In the data below, find every line with the string "课时分层指导" and pull it out.

##### Data shown

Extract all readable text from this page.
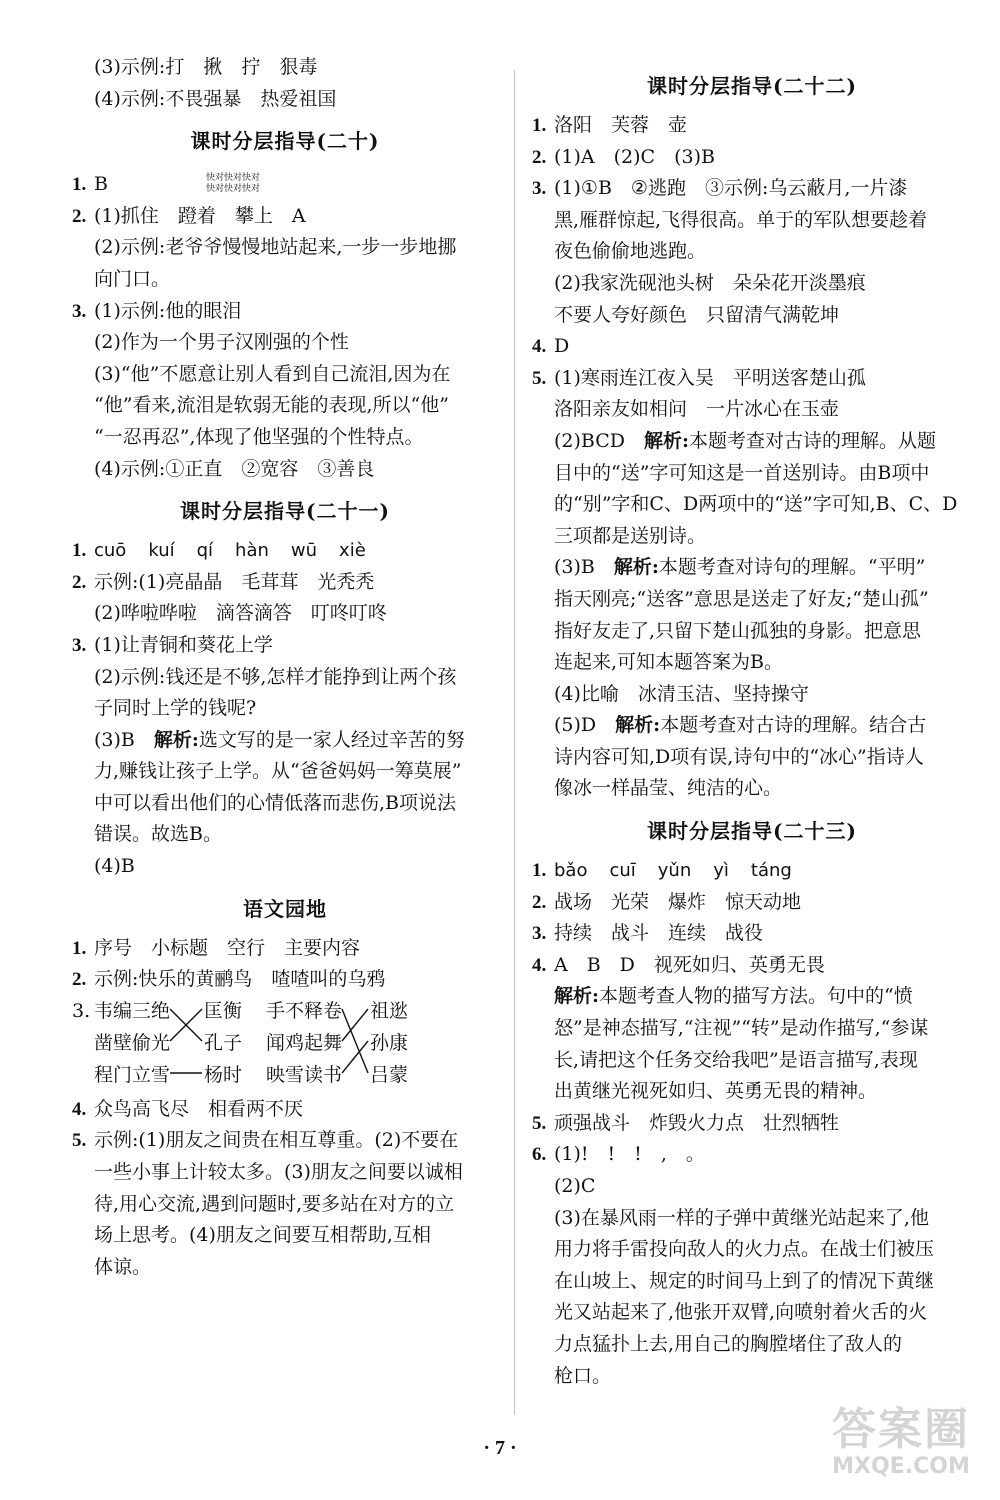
(3)示例:打　揪　拧　狠毒
(4)示例:不畏强暴　热爱祖国
课时分层指导(二十)
1. B	快对快对快对
快对快对快对
2. (1)抓住　蹬着　攀上　A
(2)示例:老爷爷慢慢地站起来,一步一步地挪
向门口。
3. (1)示例:他的眼泪
(2)作为一个男子汉刚强的个性
(3)“他”不愿意让别人看到自己流泪,因为在
“他”看来,流泪是软弱无能的表现,所以“他”
“一忍再忍”,体现了他坚强的个性特点。
(4)示例:①正直　②宽容　③善良
课时分层指导(二十一)
1. cuō kuí qí hàn wū xiè
2. 示例:(1)亮晶晶　毛茸茸　光秃秃
(2)哗啦哗啦　滴答滴答　叮咚叮咚
3. (1)让青铜和葵花上学
(2)示例:钱还是不够,怎样才能挣到让两个孩
子同时上学的钱呢?
(3)B　 解析:选文写的是一家人经过辛苦的努
力,赚钱让孩子上学。从“爸爸妈妈一筹莫展”
中可以看出他们的心情低落而悲伤,B项说法
错误。故选B。
(4)B
语文园地
1. 序号　小标题　空行　主要内容
2. 示例:快乐的黄鹂鸟　喳喳叫的乌鸦
3. 韦编三绝
凿壁偷光
程门立雪
匡衡
孔子
杨时
手不释卷
闻鸡起舞
映雪读书
祖逖
孙康
吕蒙
4. 众鸟高飞尽　相看两不厌
5. 示例:(1)朋友之间贵在相互尊重。(2)不要在
一些小事上计较太多。(3)朋友之间要以诚相
待,用心交流,遇到问题时,要多站在对方的立
场上思考。(4)朋友之间要互相帮助,互相
体谅。
课时分层指导(二十二)
1. 洛阳　芙蓉　壶
2. (1)A　(2)C　(3)B
3. (1)①B　②逃跑　③示例:乌云蔽月,一片漆
黑,雁群惊起,飞得很高。单于的军队想要趁着
夜色偷偷地逃跑。
(2)我家洗砚池头树　朵朵花开淡墨痕
不要人夸好颜色　只留清气满乾坤
4. D
5. (1)寒雨连江夜入吴　平明送客楚山孤
洛阳亲友如相问　一片冰心在玉壶
(2)BCD　 解析:本题考查对古诗的理解。从题
目中的“送”字可知这是一首送别诗。由B项中
的“别”字和C、D两项中的“送”字可知,B、C、D
三项都是送别诗。
(3)B　 解析:本题考查对诗句的理解。“平明”
指天刚亮;“送客”意思是送走了好友;“楚山孤”
指好友走了,只留下楚山孤独的身影。把意思
连起来,可知本题答案为B。
(4)比喻　冰清玉洁、坚持操守
(5)D　 解析:本题考查对古诗的理解。结合古
诗内容可知,D项有误,诗句中的“冰心”指诗人
像冰一样晶莹、纯洁的心。
课时分层指导(二十三)
1. bǎo cuī yǔn yì táng
2. 战场　光荣　爆炸　惊天动地
3. 持续　战斗　连续　战役
4. A　B　D　视死如归、英勇无畏
解析:本题考查人物的描写方法。句中的“愤
怒”是神态描写,“注视”“转”是动作描写,“参谋
长,请把这个任务交给我吧”是语言描写,表现
出黄继光视死如归、英勇无畏的精神。
5. 顽强战斗　炸毁火力点　壮烈牺牲
6. (1)!　!　!　,　。
(2)C
(3)在暴风雨一样的子弹中黄继光站起来了,他
用力将手雷投向敌人的火力点。在战士们被压
在山坡上、规定的时间马上到了的情况下黄继
光又站起来了,他张开双臂,向喷射着火舌的火
力点猛扑上去,用自己的胸膛堵住了敌人的
枪口。
· 7 ·	答案圈
MXQE.COM
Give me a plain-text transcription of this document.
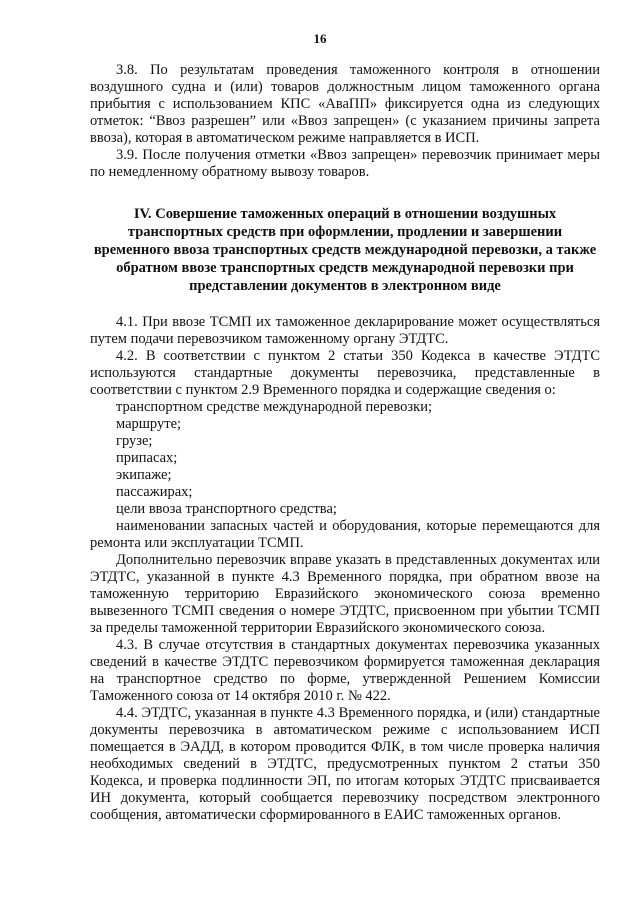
16

3.8. По результатам проведения таможенного контроля в отношении воздушного судна и (или) товаров должностным лицом таможенного органа прибытия с использованием КПС «АваПП» фиксируется одна из следующих отметок: “Ввоз разрешен” или «Ввоз запрещен» (с указанием причины запрета ввоза), которая в автоматическом режиме направляется в ИСП.

3.9. После получения отметки «Ввоз запрещен» перевозчик принимает меры по немедленному обратному вывозу товаров.

IV. Совершение таможенных операций в отношении воздушных транспортных средств при оформлении, продлении и завершении временного ввоза транспортных средств международной перевозки, а также обратном ввозе транспортных средств международной перевозки при представлении документов в электронном виде

4.1. При ввозе ТСМП их таможенное декларирование может осуществляться путем подачи перевозчиком таможенному органу ЭТДТС.

4.2. В соответствии с пунктом 2 статьи 350 Кодекса в качестве ЭТДТС используются стандартные документы перевозчика, представленные в соответствии с пунктом 2.9 Временного порядка и содержащие сведения о:

транспортном средстве международной перевозки;

маршруте;

грузе;

припасах;

экипаже;

пассажирах;

цели ввоза транспортного средства;

наименовании запасных частей и оборудования, которые перемещаются для ремонта или эксплуатации ТСМП.

Дополнительно перевозчик вправе указать в представленных документах или ЭТДТС, указанной в пункте 4.3 Временного порядка, при обратном ввозе на таможенную территорию Евразийского экономического союза временно вывезенного ТСМП сведения о номере ЭТДТС, присвоенном при убытии ТСМП за пределы таможенной территории Евразийского экономического союза.

4.3. В случае отсутствия в стандартных документах перевозчика указанных сведений в качестве ЭТДТС перевозчиком формируется таможенная декларация на транспортное средство по форме, утвержденной Решением Комиссии Таможенного союза от 14 октября 2010 г. № 422.

4.4. ЭТДТС, указанная в пункте 4.3 Временного порядка, и (или) стандартные документы перевозчика в автоматическом режиме с использованием ИСП помещается в ЭАДД, в котором проводится ФЛК, в том числе проверка наличия необходимых сведений в ЭТДТС, предусмотренных пунктом 2 статьи 350 Кодекса, и проверка подлинности ЭП, по итогам которых ЭТДТС присваивается ИН документа, который сообщается перевозчику посредством электронного сообщения, автоматически сформированного в ЕАИС таможенных органов.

##########

▶ **Exercise response**:
课时分层指导(二十)
课时分层指导(二十一)
课时分层指导(二十二)
课时分层指导(二十三)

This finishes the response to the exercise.